## [RECORDS SHOWN]
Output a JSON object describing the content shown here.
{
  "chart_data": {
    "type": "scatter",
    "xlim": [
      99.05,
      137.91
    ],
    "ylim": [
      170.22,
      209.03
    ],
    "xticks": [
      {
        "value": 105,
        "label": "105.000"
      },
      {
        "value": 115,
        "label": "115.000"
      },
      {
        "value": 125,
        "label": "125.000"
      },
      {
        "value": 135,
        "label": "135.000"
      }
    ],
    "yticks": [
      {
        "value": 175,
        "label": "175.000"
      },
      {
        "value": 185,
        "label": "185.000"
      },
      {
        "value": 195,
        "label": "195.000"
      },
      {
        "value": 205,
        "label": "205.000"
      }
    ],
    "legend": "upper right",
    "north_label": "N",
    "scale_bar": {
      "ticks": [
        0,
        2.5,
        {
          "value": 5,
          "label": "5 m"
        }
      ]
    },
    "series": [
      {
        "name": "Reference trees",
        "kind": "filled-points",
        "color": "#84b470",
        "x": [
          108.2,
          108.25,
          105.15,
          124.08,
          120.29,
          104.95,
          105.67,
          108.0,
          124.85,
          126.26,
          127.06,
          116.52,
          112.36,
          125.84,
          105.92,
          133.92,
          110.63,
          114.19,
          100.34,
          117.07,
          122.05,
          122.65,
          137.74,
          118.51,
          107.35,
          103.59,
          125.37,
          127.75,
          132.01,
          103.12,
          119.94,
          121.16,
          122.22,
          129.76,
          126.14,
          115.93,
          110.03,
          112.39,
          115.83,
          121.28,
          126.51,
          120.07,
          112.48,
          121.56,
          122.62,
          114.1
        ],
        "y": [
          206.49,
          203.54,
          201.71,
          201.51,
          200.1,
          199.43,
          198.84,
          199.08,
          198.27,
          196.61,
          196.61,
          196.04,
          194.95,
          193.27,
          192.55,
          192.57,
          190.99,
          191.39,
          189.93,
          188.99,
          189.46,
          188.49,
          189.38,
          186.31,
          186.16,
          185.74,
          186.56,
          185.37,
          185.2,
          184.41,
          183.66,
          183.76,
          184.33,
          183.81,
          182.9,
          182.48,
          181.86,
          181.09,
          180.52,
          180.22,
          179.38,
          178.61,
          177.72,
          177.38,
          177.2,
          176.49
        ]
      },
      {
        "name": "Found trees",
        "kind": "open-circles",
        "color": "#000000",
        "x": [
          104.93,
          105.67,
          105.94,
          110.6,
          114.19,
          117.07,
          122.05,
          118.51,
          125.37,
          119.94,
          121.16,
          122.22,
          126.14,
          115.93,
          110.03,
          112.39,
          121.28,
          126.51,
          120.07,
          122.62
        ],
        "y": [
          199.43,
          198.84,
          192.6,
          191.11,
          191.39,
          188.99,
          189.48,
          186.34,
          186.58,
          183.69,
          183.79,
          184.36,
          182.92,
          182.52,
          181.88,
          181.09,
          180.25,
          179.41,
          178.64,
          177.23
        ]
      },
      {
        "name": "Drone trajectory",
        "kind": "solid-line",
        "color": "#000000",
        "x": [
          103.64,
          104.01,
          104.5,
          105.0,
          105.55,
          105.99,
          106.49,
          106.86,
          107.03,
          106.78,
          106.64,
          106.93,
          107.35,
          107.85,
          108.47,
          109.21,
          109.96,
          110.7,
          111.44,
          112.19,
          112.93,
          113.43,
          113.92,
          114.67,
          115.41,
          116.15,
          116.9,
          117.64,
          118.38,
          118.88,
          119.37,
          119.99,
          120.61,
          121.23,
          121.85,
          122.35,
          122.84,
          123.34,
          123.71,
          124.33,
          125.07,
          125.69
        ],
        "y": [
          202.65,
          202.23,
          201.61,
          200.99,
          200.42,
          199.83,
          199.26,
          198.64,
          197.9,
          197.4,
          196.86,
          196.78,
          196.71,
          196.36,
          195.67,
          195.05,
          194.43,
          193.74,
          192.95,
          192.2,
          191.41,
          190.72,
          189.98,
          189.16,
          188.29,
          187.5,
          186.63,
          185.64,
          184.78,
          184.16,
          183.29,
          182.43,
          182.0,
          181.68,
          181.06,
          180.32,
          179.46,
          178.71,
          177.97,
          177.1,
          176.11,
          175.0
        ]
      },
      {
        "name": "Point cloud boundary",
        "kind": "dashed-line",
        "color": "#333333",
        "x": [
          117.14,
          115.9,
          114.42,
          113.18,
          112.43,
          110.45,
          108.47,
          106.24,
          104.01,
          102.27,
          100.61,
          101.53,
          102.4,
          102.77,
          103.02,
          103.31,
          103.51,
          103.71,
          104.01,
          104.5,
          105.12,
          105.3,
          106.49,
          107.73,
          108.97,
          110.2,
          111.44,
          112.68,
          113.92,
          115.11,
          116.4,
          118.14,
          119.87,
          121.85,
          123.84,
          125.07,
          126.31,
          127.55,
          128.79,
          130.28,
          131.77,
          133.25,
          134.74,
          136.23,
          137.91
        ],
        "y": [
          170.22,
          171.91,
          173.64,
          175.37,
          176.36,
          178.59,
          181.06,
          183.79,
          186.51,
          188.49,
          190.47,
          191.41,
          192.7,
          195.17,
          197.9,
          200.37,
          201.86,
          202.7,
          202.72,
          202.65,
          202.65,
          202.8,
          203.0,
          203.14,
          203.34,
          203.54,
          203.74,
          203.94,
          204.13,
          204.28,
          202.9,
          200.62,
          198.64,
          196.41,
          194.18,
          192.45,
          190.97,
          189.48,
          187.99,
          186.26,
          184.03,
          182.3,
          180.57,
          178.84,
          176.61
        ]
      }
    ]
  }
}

## [WHAT TO DO]
Filter the data, keeping only the lines that contain "trees".

## [THE ANSWER]
        "name": "Reference trees",
        "name": "Found trees",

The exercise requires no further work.